# Supplied information
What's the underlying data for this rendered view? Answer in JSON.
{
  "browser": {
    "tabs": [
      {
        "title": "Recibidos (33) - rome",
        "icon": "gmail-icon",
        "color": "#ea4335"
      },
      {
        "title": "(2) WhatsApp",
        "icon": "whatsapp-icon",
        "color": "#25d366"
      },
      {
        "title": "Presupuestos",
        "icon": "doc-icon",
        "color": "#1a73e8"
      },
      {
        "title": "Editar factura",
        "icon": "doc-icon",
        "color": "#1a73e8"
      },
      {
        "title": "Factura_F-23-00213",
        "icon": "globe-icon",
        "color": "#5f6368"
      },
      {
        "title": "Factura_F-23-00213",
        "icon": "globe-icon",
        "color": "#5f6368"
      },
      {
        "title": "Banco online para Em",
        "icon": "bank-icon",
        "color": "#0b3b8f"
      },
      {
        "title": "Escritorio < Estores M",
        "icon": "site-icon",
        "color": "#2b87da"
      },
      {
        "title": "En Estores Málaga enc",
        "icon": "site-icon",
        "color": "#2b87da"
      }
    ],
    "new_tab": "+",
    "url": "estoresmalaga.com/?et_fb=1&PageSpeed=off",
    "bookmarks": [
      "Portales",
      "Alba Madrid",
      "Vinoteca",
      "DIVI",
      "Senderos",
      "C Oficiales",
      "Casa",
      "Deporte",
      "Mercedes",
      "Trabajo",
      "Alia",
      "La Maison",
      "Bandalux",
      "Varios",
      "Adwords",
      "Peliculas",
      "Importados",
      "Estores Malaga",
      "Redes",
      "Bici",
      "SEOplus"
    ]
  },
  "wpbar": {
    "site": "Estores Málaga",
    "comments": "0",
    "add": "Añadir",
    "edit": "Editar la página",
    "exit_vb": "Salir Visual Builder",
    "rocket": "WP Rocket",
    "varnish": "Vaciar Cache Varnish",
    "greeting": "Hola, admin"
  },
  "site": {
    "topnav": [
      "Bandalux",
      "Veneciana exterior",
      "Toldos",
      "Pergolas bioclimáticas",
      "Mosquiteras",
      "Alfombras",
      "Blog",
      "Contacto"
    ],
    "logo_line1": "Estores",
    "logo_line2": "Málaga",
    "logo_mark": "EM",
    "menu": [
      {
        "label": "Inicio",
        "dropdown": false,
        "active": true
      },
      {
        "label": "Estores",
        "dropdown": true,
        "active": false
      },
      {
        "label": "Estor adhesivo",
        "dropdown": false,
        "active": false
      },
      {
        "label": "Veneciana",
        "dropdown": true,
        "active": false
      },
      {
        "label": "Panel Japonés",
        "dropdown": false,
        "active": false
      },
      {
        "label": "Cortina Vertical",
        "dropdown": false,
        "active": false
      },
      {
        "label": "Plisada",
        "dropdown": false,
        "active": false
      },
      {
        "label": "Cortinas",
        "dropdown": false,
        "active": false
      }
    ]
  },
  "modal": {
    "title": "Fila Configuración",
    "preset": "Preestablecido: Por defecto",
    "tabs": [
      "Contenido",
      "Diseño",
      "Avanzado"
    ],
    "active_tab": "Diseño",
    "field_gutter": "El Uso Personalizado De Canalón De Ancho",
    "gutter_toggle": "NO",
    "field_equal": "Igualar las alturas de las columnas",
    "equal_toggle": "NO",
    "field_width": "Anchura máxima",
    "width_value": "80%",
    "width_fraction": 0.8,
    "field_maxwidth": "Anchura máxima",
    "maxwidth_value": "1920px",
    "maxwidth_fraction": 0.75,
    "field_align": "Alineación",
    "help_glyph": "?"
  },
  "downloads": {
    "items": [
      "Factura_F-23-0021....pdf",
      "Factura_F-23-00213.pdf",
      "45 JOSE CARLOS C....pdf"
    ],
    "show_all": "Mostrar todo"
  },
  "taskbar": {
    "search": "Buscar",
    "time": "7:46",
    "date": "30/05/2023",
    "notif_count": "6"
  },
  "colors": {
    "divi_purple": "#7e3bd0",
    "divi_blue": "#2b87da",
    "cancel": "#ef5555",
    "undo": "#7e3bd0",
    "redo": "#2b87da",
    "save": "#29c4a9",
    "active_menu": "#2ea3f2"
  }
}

# Task instructions
Exactly reproduce all of the entries.

# Worked solution
What's the underlying data for this rendered view? Answer in JSON.
{
  "browser": {
    "tabs": [
      {
        "title": "Recibidos (33) - rome",
        "icon": "gmail-icon",
        "color": "#ea4335"
      },
      {
        "title": "(2) WhatsApp",
        "icon": "whatsapp-icon",
        "color": "#25d366"
      },
      {
        "title": "Presupuestos",
        "icon": "doc-icon",
        "color": "#1a73e8"
      },
      {
        "title": "Editar factura",
        "icon": "doc-icon",
        "color": "#1a73e8"
      },
      {
        "title": "Factura_F-23-00213",
        "icon": "globe-icon",
        "color": "#5f6368"
      },
      {
        "title": "Factura_F-23-00213",
        "icon": "globe-icon",
        "color": "#5f6368"
      },
      {
        "title": "Banco online para Em",
        "icon": "bank-icon",
        "color": "#0b3b8f"
      },
      {
        "title": "Escritorio < Estores M",
        "icon": "site-icon",
        "color": "#2b87da"
      },
      {
        "title": "En Estores Málaga enc",
        "icon": "site-icon",
        "color": "#2b87da"
      }
    ],
    "new_tab": "+",
    "url": "estoresmalaga.com/?et_fb=1&PageSpeed=off",
    "bookmarks": [
      "Portales",
      "Alba Madrid",
      "Vinoteca",
      "DIVI",
      "Senderos",
      "C Oficiales",
      "Casa",
      "Deporte",
      "Mercedes",
      "Trabajo",
      "Alia",
      "La Maison",
      "Bandalux",
      "Varios",
      "Adwords",
      "Peliculas",
      "Importados",
      "Estores Malaga",
      "Redes",
      "Bici",
      "SEOplus"
    ]
  },
  "wpbar": {
    "site": "Estores Málaga",
    "comments": "0",
    "add": "Añadir",
    "edit": "Editar la página",
    "exit_vb": "Salir Visual Builder",
    "rocket": "WP Rocket",
    "varnish": "Vaciar Cache Varnish",
    "greeting": "Hola, admin"
  },
  "site": {
    "topnav": [
      "Bandalux",
      "Veneciana exterior",
      "Toldos",
      "Pergolas bioclimáticas",
      "Mosquiteras",
      "Alfombras",
      "Blog",
      "Contacto"
    ],
    "logo_line1": "Estores",
    "logo_line2": "Málaga",
    "logo_mark": "EM",
    "menu": [
      {
        "label": "Inicio",
        "dropdown": false,
        "active": true
      },
      {
        "label": "Estores",
        "dropdown": true,
        "active": false
      },
      {
        "label": "Estor adhesivo",
        "dropdown": false,
        "active": false
      },
      {
        "label": "Veneciana",
        "dropdown": true,
        "active": false
      },
      {
        "label": "Panel Japonés",
        "dropdown": false,
        "active": false
      },
      {
        "label": "Cortina Vertical",
        "dropdown": false,
        "active": false
      },
      {
        "label": "Plisada",
        "dropdown": false,
        "active": false
      },
      {
        "label": "Cortinas",
        "dropdown": false,
        "active": false
      }
    ]
  },
  "modal": {
    "title": "Fila Configuración",
    "preset": "Preestablecido: Por defecto",
    "tabs": [
      "Contenido",
      "Diseño",
      "Avanzado"
    ],
    "active_tab": "Diseño",
    "field_gutter": "El Uso Personalizado De Canalón De Ancho",
    "gutter_toggle": "NO",
    "field_equal": "Igualar las alturas de las columnas",
    "equal_toggle": "NO",
    "field_width": "Anchura máxima",
    "width_value": "80%",
    "width_fraction": 0.8,
    "field_maxwidth": "Anchura máxima",
    "maxwidth_value": "1920px",
    "maxwidth_fraction": 0.75,
    "field_align": "Alineación",
    "help_glyph": "?"
  },
  "downloads": {
    "items": [
      "Factura_F-23-0021....pdf",
      "Factura_F-23-00213.pdf",
      "45 JOSE CARLOS C....pdf"
    ],
    "show_all": "Mostrar todo"
  },
  "taskbar": {
    "search": "Buscar",
    "time": "7:46",
    "date": "30/05/2023",
    "notif_count": "6"
  },
  "colors": {
    "divi_purple": "#7e3bd0",
    "divi_blue": "#2b87da",
    "cancel": "#ef5555",
    "undo": "#7e3bd0",
    "redo": "#2b87da",
    "save": "#29c4a9",
    "active_menu": "#2ea3f2"
  }
}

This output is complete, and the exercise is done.